### [Data provided]
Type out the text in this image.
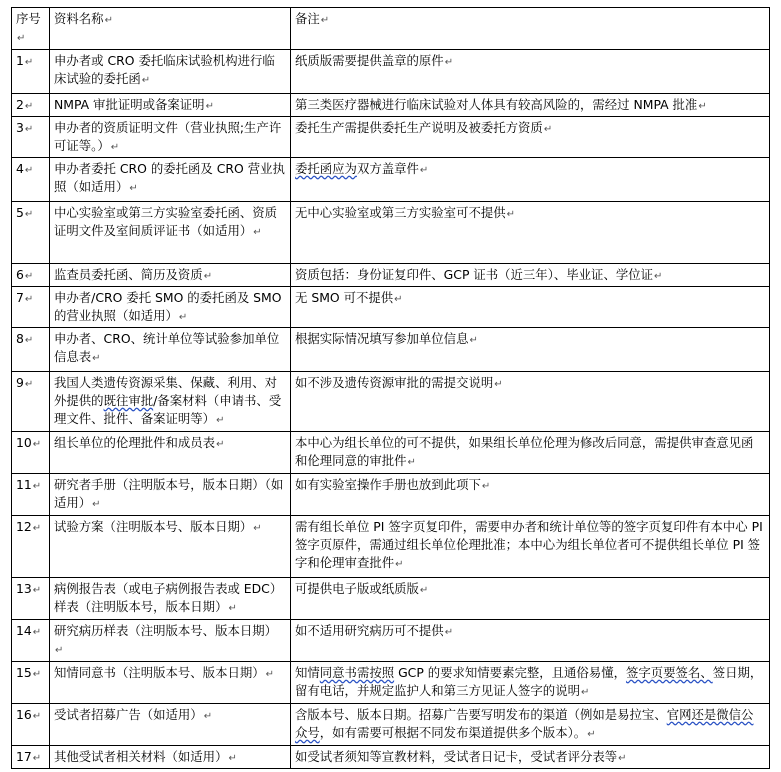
序号↵	资料名称↵	备注↵
1↵	申办者或 CRO 委托临床试验机构进行临床试验的委托函↵	纸质版需要提供盖章的原件↵
2↵	NMPA 审批证明或备案证明↵	第三类医疗器械进行临床试验对人体具有较高风险的，需经过 NMPA 批准↵
3↵	申办者的资质证明文件（营业执照;生产许可证等。）↵	委托生产需提供委托生产说明及被委托方资质↵
4↵	申办者委托 CRO 的委托函及 CRO 营业执照（如适用）↵	委托函应为双方盖章件↵
5↵	中心实验室或第三方实验室委托函、资质证明文件及室间质评证书（如适用）↵	无中心实验室或第三方实验室可不提供↵
6↵	监查员委托函、简历及资质↵	资质包括：身份证复印件、GCP 证书（近三年）、毕业证、学位证↵
7↵	申办者/CRO 委托 SMO 的委托函及 SMO 的营业执照（如适用）↵	无 SMO 可不提供↵
8↵	申办者、CRO、统计单位等试验参加单位信息表↵	根据实际情况填写参加单位信息↵
9↵	我国人类遗传资源采集、保藏、利用、对外提供的既往审批/备案材料（申请书、受理文件、批件、备案证明等）↵	如不涉及遗传资源审批的需提交说明↵
10↵	组长单位的伦理批件和成员表↵	本中心为组长单位的可不提供，如果组长单位伦理为修改后同意，需提供审查意见函和伦理同意的审批件↵
11↵	研究者手册（注明版本号，版本日期）（如适用）↵	如有实验室操作手册也放到此项下↵
12↵	试验方案（注明版本号、版本日期）↵	需有组长单位 PI 签字页复印件，需要申办者和统计单位等的签字页复印件有本中心 PI 签字页原件，需通过组长单位伦理批准；本中心为组长单位者可不提供组长单位 PI 签字和伦理审查批件↵
13↵	病例报告表（或电子病例报告表或 EDC）样表（注明版本号，版本日期）↵	可提供电子版或纸质版↵
14↵	研究病历样表（注明版本号、版本日期）↵	如不适用研究病历可不提供↵
15↵	知情同意书（注明版本号、版本日期）↵	知情同意书需按照 GCP 的要求知情要素完整，且通俗易懂，签字页要签名、签日期，留有电话，并规定监护人和第三方见证人签字的说明↵
16↵	受试者招募广告（如适用）↵	含版本号、版本日期。招募广告要写明发布的渠道（例如是易拉宝、官网还是微信公众号，如有需要可根据不同发布渠道提供多个版本）。↵
17↵	其他受试者相关材料（如适用）↵	如受试者须知等宣教材料，受试者日记卡，受试者评分表等↵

### [Short problem]
Filter the records above and return every line that holds the word "的委托函及".

### [Result below]
4↵	申办者委托 CRO 的委托函及 CRO 营业执照（如适用）↵	委托函应为双方盖章件↵
7↵	申办者/CRO 委托 SMO 的委托函及 SMO 的营业执照（如适用）↵	无 SMO 可不提供↵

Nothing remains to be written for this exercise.